◆ YOUR INSTRUCTIONS ◆
Give the data again, word for word.

◆ SUPPLIED DATA ◆
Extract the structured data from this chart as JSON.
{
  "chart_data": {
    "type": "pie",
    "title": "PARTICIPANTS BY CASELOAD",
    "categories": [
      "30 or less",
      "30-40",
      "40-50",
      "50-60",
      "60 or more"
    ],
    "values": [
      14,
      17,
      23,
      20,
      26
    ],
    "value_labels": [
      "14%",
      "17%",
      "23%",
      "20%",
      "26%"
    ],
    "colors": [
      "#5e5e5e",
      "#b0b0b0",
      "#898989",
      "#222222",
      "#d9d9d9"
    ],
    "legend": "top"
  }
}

◆ CORRECT RESPONSE ◆
Extract the structured data from this chart as JSON.
{
  "chart_data": {
    "type": "pie",
    "title": "PARTICIPANTS BY CASELOAD",
    "categories": [
      "30 or less",
      "30-40",
      "40-50",
      "50-60",
      "60 or more"
    ],
    "values": [
      14,
      17,
      23,
      20,
      26
    ],
    "value_labels": [
      "14%",
      "17%",
      "23%",
      "20%",
      "26%"
    ],
    "colors": [
      "#5e5e5e",
      "#b0b0b0",
      "#898989",
      "#222222",
      "#d9d9d9"
    ],
    "legend": "top"
  }
}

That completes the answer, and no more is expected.